-- Directions --
List all the lines in these records that hold "Temperature".

-- Input data --

***

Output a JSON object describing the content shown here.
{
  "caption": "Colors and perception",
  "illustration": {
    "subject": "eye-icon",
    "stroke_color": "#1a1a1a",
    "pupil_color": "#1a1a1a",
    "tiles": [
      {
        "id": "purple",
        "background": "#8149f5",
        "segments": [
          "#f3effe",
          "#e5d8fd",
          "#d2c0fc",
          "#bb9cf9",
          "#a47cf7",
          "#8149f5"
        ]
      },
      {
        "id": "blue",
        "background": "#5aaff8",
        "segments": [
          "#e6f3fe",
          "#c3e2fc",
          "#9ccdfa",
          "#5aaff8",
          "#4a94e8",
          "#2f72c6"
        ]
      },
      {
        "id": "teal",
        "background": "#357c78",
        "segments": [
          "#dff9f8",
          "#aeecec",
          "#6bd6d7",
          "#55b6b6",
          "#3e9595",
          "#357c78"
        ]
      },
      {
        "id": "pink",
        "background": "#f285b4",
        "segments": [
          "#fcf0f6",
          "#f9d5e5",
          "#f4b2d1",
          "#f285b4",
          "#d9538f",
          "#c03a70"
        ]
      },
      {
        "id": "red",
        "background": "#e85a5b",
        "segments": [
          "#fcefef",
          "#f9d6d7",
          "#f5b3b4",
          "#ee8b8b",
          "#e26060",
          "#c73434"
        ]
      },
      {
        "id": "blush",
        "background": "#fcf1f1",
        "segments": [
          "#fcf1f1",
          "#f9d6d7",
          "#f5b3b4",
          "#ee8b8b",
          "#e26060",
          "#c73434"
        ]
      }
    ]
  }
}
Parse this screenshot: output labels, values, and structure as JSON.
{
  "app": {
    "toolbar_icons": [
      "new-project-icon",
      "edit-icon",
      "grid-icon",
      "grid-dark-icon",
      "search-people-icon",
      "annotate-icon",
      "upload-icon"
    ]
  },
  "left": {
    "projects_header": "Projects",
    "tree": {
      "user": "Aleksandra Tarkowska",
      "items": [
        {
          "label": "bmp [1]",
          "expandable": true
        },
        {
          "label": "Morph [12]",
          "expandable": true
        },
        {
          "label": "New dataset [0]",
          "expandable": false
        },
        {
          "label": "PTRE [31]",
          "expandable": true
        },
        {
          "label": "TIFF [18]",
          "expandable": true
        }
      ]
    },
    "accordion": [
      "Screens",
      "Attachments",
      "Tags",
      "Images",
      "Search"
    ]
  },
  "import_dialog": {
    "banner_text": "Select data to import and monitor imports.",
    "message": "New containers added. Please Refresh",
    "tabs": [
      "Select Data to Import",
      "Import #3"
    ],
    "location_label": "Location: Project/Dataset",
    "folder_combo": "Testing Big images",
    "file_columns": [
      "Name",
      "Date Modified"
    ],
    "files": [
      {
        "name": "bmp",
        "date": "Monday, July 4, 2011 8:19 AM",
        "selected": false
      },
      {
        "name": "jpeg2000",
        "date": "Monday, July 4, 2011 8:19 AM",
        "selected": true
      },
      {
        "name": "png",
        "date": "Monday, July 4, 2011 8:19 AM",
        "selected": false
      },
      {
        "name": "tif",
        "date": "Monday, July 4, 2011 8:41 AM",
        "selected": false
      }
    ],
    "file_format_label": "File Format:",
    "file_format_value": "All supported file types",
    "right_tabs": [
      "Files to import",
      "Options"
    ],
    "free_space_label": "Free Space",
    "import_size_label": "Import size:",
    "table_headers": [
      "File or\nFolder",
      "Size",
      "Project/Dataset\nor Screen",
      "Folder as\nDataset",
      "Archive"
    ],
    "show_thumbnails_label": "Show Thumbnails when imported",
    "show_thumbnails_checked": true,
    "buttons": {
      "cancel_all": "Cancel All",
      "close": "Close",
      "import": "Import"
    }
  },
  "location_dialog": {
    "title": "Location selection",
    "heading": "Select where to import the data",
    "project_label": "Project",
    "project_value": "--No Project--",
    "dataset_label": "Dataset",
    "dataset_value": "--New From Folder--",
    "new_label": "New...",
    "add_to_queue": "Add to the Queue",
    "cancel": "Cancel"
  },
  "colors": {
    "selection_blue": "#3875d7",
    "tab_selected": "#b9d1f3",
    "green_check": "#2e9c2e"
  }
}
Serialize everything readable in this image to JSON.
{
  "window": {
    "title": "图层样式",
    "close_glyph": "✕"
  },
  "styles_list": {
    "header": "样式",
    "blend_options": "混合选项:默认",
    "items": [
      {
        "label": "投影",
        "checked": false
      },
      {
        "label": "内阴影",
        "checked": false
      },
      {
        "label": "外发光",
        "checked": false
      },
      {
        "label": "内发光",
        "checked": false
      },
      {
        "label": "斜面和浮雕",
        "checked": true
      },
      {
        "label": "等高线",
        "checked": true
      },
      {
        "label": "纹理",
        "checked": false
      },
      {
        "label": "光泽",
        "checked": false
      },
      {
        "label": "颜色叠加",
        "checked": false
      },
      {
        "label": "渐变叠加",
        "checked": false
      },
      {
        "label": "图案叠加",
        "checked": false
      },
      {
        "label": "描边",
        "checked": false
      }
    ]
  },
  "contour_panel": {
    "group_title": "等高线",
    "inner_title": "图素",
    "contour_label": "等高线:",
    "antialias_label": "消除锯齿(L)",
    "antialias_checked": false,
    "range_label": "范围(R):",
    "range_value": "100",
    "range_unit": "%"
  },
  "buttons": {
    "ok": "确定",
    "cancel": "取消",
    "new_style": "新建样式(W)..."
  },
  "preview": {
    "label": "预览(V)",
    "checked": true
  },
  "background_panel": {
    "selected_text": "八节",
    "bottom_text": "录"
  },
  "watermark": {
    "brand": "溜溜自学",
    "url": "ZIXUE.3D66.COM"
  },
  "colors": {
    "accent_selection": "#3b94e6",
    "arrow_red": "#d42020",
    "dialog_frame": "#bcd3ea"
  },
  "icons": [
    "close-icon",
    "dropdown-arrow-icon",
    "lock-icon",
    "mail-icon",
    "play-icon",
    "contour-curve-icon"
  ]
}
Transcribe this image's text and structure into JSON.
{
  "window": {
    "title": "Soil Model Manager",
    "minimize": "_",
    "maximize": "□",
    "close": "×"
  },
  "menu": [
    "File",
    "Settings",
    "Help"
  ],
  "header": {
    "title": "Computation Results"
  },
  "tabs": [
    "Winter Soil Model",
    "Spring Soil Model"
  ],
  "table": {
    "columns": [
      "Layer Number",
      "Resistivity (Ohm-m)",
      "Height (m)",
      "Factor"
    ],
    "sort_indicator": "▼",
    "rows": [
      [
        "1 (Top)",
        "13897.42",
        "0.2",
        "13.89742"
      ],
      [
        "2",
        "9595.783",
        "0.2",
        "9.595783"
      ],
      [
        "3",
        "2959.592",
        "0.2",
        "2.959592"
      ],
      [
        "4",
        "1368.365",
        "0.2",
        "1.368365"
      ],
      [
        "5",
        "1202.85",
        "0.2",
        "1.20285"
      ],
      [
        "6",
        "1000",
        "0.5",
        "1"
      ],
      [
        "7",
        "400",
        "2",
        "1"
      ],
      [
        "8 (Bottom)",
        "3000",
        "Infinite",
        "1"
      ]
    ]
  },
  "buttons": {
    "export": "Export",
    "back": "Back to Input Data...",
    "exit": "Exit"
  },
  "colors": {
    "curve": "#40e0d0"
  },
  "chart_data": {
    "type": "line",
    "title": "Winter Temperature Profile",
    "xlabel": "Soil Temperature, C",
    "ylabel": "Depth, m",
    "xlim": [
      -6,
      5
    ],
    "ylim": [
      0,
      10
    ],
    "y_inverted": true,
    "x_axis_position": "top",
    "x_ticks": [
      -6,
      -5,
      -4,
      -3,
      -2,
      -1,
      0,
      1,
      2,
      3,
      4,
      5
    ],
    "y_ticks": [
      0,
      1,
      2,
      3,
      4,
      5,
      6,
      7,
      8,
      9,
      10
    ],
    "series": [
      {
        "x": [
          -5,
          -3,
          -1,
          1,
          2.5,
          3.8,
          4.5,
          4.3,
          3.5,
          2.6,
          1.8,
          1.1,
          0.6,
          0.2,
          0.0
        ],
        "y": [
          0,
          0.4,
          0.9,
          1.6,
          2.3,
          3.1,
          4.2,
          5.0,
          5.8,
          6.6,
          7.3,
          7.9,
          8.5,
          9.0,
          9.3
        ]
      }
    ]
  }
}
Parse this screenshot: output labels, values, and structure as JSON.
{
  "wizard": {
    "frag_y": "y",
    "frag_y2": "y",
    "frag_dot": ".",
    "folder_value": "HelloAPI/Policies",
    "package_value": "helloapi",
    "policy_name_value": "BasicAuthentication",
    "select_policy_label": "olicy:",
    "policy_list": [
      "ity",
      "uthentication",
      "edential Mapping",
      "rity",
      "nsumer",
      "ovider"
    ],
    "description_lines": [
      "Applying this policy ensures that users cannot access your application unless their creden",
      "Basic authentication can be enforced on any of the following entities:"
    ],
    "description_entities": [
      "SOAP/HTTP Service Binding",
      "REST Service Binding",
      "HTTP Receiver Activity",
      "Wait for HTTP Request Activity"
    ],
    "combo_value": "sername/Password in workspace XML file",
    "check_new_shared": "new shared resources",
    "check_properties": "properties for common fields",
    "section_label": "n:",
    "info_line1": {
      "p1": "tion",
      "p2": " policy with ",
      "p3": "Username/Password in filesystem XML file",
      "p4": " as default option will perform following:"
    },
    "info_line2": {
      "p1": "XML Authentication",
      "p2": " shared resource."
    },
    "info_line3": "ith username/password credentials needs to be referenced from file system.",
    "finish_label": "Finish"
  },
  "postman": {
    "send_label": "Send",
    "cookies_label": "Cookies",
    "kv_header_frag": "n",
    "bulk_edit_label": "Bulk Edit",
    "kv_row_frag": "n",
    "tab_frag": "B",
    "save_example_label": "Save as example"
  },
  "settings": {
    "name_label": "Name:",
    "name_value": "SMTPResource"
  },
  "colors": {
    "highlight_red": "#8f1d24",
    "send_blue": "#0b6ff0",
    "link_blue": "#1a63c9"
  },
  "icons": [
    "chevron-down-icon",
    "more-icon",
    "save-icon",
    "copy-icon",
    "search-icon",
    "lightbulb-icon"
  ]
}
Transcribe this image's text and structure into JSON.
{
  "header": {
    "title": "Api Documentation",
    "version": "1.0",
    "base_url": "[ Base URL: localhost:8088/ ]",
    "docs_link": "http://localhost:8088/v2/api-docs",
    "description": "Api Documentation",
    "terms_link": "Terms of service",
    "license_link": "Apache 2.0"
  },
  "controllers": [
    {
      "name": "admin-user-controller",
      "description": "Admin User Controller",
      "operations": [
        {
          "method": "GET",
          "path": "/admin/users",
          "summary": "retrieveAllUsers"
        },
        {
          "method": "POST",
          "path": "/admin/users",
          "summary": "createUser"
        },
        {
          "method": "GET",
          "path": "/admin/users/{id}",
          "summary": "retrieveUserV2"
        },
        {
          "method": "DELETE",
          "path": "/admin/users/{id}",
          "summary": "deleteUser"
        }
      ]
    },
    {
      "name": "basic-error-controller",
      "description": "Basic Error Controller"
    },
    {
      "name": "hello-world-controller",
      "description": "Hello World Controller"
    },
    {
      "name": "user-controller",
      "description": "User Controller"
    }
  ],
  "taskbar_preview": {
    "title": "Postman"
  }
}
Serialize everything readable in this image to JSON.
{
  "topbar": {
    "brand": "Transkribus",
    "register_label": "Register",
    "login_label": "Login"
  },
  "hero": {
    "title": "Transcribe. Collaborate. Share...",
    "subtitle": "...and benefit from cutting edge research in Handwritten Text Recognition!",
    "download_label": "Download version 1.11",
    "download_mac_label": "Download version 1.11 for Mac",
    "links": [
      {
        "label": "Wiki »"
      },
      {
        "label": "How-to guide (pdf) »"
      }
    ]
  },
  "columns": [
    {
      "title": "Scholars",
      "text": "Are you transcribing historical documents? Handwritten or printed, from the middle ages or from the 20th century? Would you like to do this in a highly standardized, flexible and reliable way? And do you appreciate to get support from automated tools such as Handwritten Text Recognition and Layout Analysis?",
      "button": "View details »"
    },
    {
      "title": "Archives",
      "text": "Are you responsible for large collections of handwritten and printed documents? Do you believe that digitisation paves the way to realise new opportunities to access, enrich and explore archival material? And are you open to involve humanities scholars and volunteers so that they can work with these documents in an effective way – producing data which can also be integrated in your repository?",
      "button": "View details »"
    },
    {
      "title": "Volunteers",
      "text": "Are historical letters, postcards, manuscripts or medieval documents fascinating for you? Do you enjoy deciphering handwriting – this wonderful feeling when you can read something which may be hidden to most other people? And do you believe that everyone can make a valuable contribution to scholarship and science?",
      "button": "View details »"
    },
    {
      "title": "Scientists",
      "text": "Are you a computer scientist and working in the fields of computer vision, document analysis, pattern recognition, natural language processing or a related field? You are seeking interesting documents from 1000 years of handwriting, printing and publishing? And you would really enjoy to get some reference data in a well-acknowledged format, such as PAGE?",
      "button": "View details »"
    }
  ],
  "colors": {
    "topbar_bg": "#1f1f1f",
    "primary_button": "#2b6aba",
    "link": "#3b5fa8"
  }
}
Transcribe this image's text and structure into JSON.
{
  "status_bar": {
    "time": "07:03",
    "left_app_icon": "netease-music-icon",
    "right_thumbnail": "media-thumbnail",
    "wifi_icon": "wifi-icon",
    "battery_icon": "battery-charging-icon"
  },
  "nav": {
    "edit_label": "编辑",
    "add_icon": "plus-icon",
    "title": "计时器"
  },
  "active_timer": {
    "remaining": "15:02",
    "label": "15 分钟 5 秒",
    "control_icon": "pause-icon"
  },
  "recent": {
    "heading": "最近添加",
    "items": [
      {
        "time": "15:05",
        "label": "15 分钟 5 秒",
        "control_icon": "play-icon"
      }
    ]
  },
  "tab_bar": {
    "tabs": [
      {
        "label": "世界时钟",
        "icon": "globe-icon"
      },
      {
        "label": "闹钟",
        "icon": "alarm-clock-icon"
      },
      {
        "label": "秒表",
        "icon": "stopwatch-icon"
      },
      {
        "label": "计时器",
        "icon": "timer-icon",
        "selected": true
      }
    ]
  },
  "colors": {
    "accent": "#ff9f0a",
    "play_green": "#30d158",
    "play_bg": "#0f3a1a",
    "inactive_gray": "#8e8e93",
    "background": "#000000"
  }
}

***

-- Output for this task --
    "title": "Winter Temperature Profile",
    "xlabel": "Soil Temperature, C",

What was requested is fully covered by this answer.